#### EXERCISE TASK:
Copy out each line that mentions the word "name".

Stored dataset items

□ □ □ □

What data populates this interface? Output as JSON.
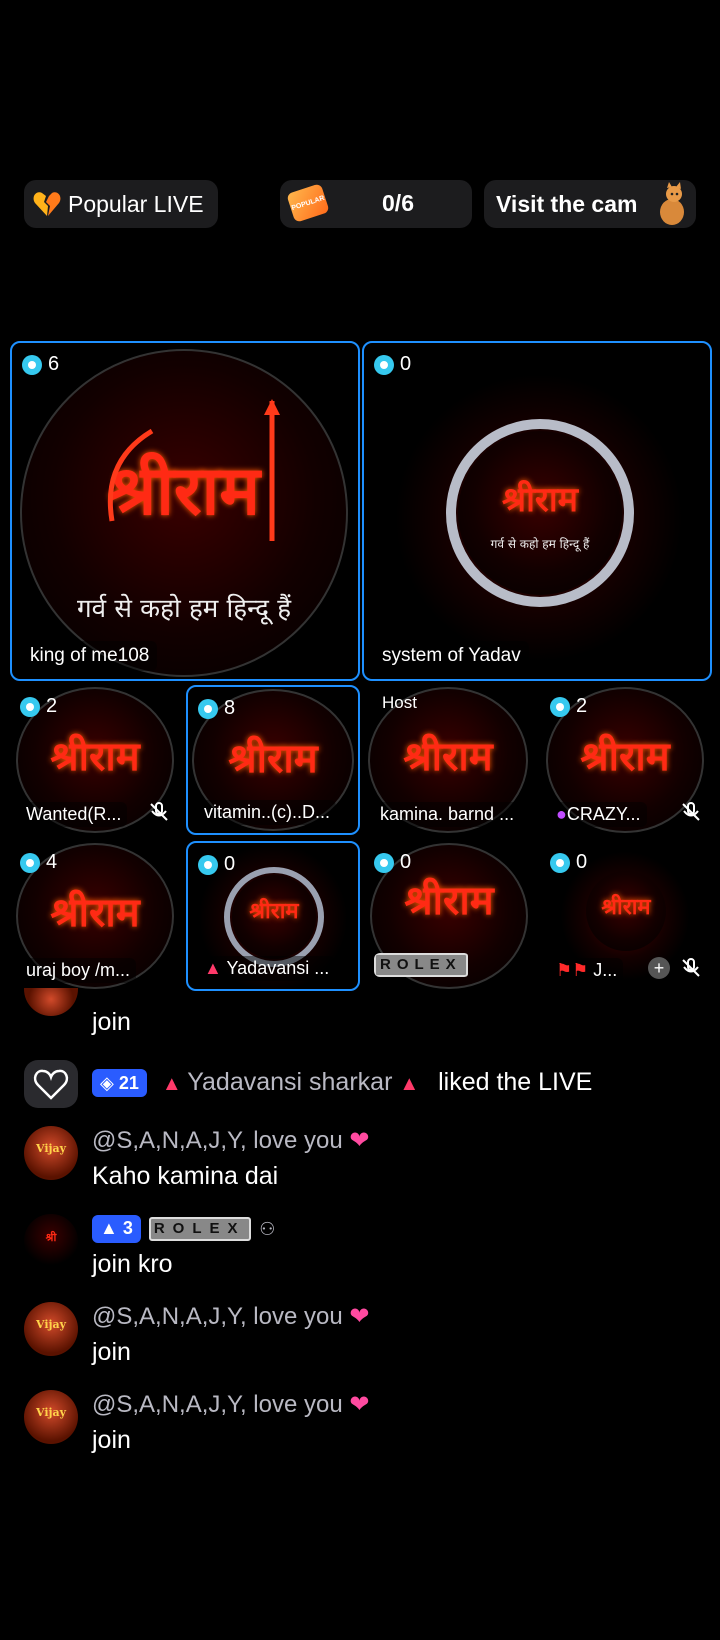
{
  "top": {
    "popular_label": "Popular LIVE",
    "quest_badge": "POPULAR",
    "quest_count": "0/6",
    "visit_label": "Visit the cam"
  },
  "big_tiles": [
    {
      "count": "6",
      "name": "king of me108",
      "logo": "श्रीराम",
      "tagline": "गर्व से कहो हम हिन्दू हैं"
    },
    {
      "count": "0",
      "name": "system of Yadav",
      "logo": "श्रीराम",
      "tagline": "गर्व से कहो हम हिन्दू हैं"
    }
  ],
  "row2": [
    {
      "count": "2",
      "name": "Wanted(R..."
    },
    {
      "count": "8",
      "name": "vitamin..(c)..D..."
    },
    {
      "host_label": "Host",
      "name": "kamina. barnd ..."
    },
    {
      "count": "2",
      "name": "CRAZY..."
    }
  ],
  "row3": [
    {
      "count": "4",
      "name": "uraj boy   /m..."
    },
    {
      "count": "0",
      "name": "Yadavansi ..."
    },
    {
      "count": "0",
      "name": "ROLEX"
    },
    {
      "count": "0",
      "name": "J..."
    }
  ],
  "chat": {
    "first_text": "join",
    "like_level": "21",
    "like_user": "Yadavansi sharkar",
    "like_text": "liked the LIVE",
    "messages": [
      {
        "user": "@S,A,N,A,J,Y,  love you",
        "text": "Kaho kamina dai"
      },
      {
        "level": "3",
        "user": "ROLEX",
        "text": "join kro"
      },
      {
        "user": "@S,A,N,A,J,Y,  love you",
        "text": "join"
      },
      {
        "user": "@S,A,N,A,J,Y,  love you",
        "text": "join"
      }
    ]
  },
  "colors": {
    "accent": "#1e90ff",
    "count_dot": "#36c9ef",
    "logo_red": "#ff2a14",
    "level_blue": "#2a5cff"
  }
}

□ □ □ □

#### EXERCISE RESPONSE:
      "name": "king of me108",
      "name": "system of Yadav",
      "name": "Wanted(R..."
      "name": "vitamin..(c)..D..."
      "name": "kamina. barnd ..."
      "name": "CRAZY..."
      "name": "uraj boy   /m..."
      "name": "Yadavansi ..."
      "name": "ROLEX"
      "name": "J..."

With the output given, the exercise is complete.